__Work required__.
Every line from the one containing "Extract all readable text from this page." through the end of the listing below goes in the output, exactly and without pictures.

===== Provided data =====

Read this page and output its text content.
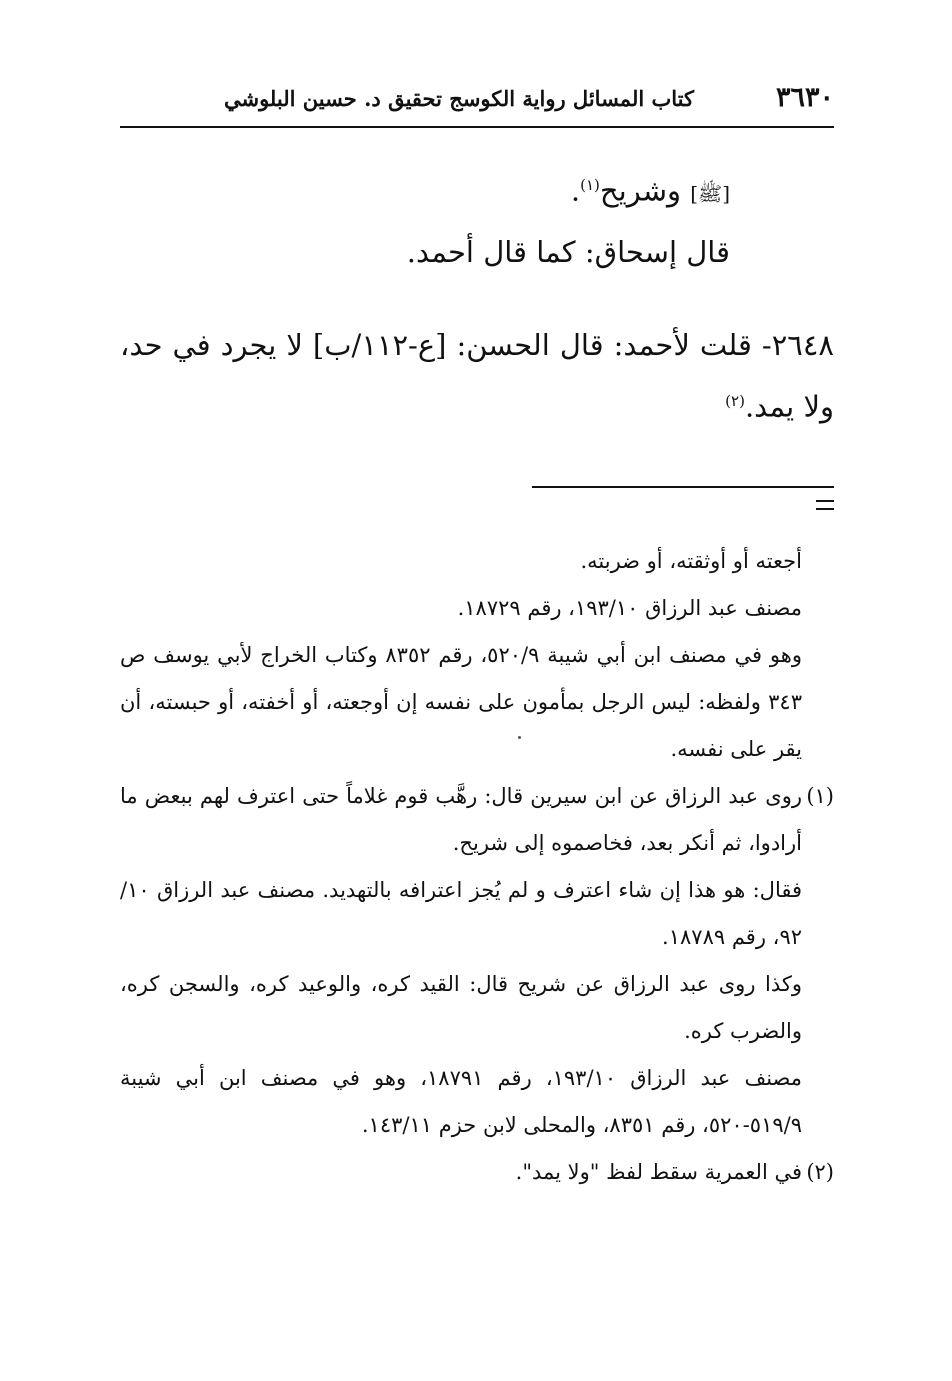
٣٦٣٠
كتاب المسائل رواية الكوسج تحقيق د. حسين البلوشي
[ﷺ] وشريح$^{(١)}$.
قال إسحاق: كما قال أحمد.
٢٦٤٨- قلت لأحمد: قال الحسن: [ع-١١٢/ب] لا يجرد في حد، ولا يمد.$^{(٢)}$
أجعته أو أوثقته، أو ضربته.
مصنف عبد الرزاق ١٩٣/١٠، رقم ١٨٧٢٩.
وهو في مصنف ابن أبي شيبة ٥٢٠/٩، رقم ٨٣٥٢ وكتاب الخراج لأبي يوسف ص ٣٤٣ ولفظه: ليس الرجل بمأمون على نفسه إن أوجعته، أو أخفته، أو حبسته، أن يقر على نفسه.
(١)
روى عبد الرزاق عن ابن سيرين قال: رهَّب قوم غلاماً حتى اعترف لهم ببعض ما أرادوا، ثم أنكر بعد، فخاصموه إلى شريح.
فقال: هو هذا إن شاء اعترف و لم يُجز اعترافه بالتهديد. مصنف عبد الرزاق ١٠/ ٩٢، رقم ١٨٧٨٩.
وكذا روى عبد الرزاق عن شريح قال: القيد كره، والوعيد كره، والسجن كره، والضرب كره.
مصنف عبد الرزاق ١٩٣/١٠، رقم ١٨٧٩١، وهو في مصنف ابن أبي شيبة ٥١٩/٩-٥٢٠، رقم ٨٣٥١، والمحلى لابن حزم ١٤٣/١١.
(٢)
في العمرية سقط لفظ "ولا يمد".
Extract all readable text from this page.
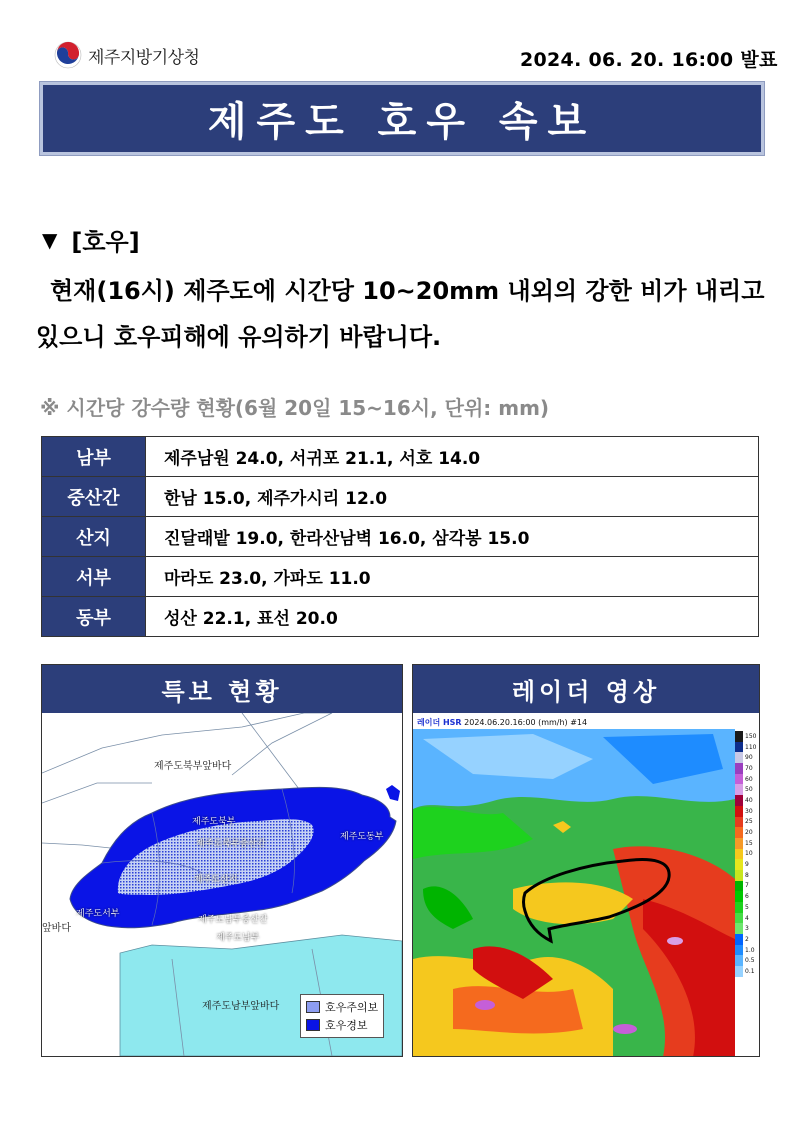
제주지방기상청	2024. 06. 20. 16:00 발표
제주도 호우 속보
▼ [호우]

현재(16시) 제주도에 시간당 10~20mm 내외의 강한 비가 내리고 있으니 호우피해에 유의하기 바랍니다.

※ 시간당 강수량 현황(6월 20일 15~16시, 단위: mm)
남부	제주남원 24.0, 서귀포 21.1, 서호 14.0
중산간	한남 15.0, 제주가시리 12.0
산지	진달래밭 19.0, 한라산남벽 16.0, 삼각봉 15.0
서부	마라도 23.0, 가파도 11.0
동부	성산 22.1, 표선 20.0
특보 현황
제주도북부앞바다
제주도북부
제주도북부중산간
제주도산지
제주도동부
제주도서부
제주도남부중산간
제주도남부
앞바다
제주도남부앞바다	호우주의보
호우경보
레이더 영상
레이더 HSR 2024.06.20.16:00 (mm/h) #14
150
110
90
70
60
50
40
30
25
20
15
10
9
8
7
6
5
4
3
2
1.0
0.5
0.1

=====

__Result for this exercise__.
Extract all readable text from this page.
제주지방기상청	2024. 06. 20. 16:00 발표
제주도 호우 속보
▼ [호우]

현재(16시) 제주도에 시간당 10~20mm 내외의 강한 비가 내리고 있으니 호우피해에 유의하기 바랍니다.

※ 시간당 강수량 현황(6월 20일 15~16시, 단위: mm)
남부	제주남원 24.0, 서귀포 21.1, 서호 14.0
중산간	한남 15.0, 제주가시리 12.0
산지	진달래밭 19.0, 한라산남벽 16.0, 삼각봉 15.0
서부	마라도 23.0, 가파도 11.0
동부	성산 22.1, 표선 20.0
특보 현황
제주도북부앞바다
제주도북부
제주도북부중산간
제주도산지
제주도동부
제주도서부
제주도남부중산간
제주도남부
앞바다
제주도남부앞바다	호우주의보
호우경보
레이더 영상
레이더 HSR 2024.06.20.16:00 (mm/h) #14
150
110
90
70
60
50
40
30
25
20
15
10
9
8
7
6
5
4
3
2
1.0
0.5
0.1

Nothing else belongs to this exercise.